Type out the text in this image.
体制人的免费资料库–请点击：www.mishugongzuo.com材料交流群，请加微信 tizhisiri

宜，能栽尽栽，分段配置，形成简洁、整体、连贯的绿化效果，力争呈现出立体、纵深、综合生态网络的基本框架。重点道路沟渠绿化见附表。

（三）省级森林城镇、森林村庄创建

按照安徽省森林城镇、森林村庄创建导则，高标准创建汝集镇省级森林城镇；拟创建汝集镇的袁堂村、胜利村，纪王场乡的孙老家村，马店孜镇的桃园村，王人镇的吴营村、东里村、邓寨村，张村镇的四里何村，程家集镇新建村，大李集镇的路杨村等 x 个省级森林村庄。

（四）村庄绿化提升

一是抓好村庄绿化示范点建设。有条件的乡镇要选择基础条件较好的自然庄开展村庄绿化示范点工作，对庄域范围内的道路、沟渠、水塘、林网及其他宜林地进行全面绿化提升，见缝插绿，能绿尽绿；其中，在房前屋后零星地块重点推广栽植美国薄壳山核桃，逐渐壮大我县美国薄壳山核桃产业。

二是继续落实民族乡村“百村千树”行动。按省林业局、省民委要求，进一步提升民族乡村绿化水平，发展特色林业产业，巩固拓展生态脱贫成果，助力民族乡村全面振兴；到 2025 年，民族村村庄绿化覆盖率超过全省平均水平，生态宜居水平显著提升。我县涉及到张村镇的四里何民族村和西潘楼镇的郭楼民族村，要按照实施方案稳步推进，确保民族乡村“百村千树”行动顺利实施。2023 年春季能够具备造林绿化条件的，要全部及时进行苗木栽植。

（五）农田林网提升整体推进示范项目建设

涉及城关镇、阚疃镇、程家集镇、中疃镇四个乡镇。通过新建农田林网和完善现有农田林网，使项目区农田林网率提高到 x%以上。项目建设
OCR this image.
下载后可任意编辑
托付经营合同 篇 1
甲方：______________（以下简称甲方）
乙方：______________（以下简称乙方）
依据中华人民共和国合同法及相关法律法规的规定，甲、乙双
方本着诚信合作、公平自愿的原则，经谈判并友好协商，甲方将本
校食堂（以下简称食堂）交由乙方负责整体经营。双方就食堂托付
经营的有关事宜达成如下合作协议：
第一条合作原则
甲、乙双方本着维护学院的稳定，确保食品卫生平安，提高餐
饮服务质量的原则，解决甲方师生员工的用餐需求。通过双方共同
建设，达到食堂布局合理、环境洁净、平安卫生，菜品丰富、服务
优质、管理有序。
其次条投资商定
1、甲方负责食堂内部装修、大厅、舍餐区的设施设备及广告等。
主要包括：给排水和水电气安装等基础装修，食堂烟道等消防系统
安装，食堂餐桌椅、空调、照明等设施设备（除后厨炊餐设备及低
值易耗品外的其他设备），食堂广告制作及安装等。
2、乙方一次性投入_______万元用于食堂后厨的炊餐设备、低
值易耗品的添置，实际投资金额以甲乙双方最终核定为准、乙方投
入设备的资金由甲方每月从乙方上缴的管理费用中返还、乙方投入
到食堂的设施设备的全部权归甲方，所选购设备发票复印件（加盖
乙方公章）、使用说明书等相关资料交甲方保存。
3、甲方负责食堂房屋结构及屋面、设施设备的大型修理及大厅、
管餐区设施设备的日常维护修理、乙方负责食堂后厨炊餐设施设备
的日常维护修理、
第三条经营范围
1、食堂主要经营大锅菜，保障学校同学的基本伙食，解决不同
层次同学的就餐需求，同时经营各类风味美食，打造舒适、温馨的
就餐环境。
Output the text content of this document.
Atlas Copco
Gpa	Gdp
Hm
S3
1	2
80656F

- **Directions for this task**
Every record above should be copied exactly.

- **Complete response**
Type out the text in this image.
体制人的免费资料库–请点击：www.mishugongzuo.com材料交流群，请加微信 tizhisiri

宜，能栽尽栽，分段配置，形成简洁、整体、连贯的绿化效果，力争呈现出立体、纵深、综合生态网络的基本框架。重点道路沟渠绿化见附表。

（三）省级森林城镇、森林村庄创建

按照安徽省森林城镇、森林村庄创建导则，高标准创建汝集镇省级森林城镇；拟创建汝集镇的袁堂村、胜利村，纪王场乡的孙老家村，马店孜镇的桃园村，王人镇的吴营村、东里村、邓寨村，张村镇的四里何村，程家集镇新建村，大李集镇的路杨村等 x 个省级森林村庄。

（四）村庄绿化提升

一是抓好村庄绿化示范点建设。有条件的乡镇要选择基础条件较好的自然庄开展村庄绿化示范点工作，对庄域范围内的道路、沟渠、水塘、林网及其他宜林地进行全面绿化提升，见缝插绿，能绿尽绿；其中，在房前屋后零星地块重点推广栽植美国薄壳山核桃，逐渐壮大我县美国薄壳山核桃产业。

二是继续落实民族乡村“百村千树”行动。按省林业局、省民委要求，进一步提升民族乡村绿化水平，发展特色林业产业，巩固拓展生态脱贫成果，助力民族乡村全面振兴；到 2025 年，民族村村庄绿化覆盖率超过全省平均水平，生态宜居水平显著提升。我县涉及到张村镇的四里何民族村和西潘楼镇的郭楼民族村，要按照实施方案稳步推进，确保民族乡村“百村千树”行动顺利实施。2023 年春季能够具备造林绿化条件的，要全部及时进行苗木栽植。

（五）农田林网提升整体推进示范项目建设

涉及城关镇、阚疃镇、程家集镇、中疃镇四个乡镇。通过新建农田林网和完善现有农田林网，使项目区农田林网率提高到 x%以上。项目建设
OCR this image.
下载后可任意编辑
托付经营合同 篇 1
甲方：______________（以下简称甲方）
乙方：______________（以下简称乙方）
依据中华人民共和国合同法及相关法律法规的规定，甲、乙双
方本着诚信合作、公平自愿的原则，经谈判并友好协商，甲方将本
校食堂（以下简称食堂）交由乙方负责整体经营。双方就食堂托付
经营的有关事宜达成如下合作协议：
第一条合作原则
甲、乙双方本着维护学院的稳定，确保食品卫生平安，提高餐
饮服务质量的原则，解决甲方师生员工的用餐需求。通过双方共同
建设，达到食堂布局合理、环境洁净、平安卫生，菜品丰富、服务
优质、管理有序。
其次条投资商定
1、甲方负责食堂内部装修、大厅、舍餐区的设施设备及广告等。
主要包括：给排水和水电气安装等基础装修，食堂烟道等消防系统
安装，食堂餐桌椅、空调、照明等设施设备（除后厨炊餐设备及低
值易耗品外的其他设备），食堂广告制作及安装等。
2、乙方一次性投入_______万元用于食堂后厨的炊餐设备、低
值易耗品的添置，实际投资金额以甲乙双方最终核定为准、乙方投
入设备的资金由甲方每月从乙方上缴的管理费用中返还、乙方投入
到食堂的设施设备的全部权归甲方，所选购设备发票复印件（加盖
乙方公章）、使用说明书等相关资料交甲方保存。
3、甲方负责食堂房屋结构及屋面、设施设备的大型修理及大厅、
管餐区设施设备的日常维护修理、乙方负责食堂后厨炊餐设施设备
的日常维护修理、
第三条经营范围
1、食堂主要经营大锅菜，保障学校同学的基本伙食，解决不同
层次同学的就餐需求，同时经营各类风味美食，打造舒适、温馨的
就餐环境。
Output the text content of this document.
Atlas Copco
Gpa	Gdp
Hm
S3
1	2
80656F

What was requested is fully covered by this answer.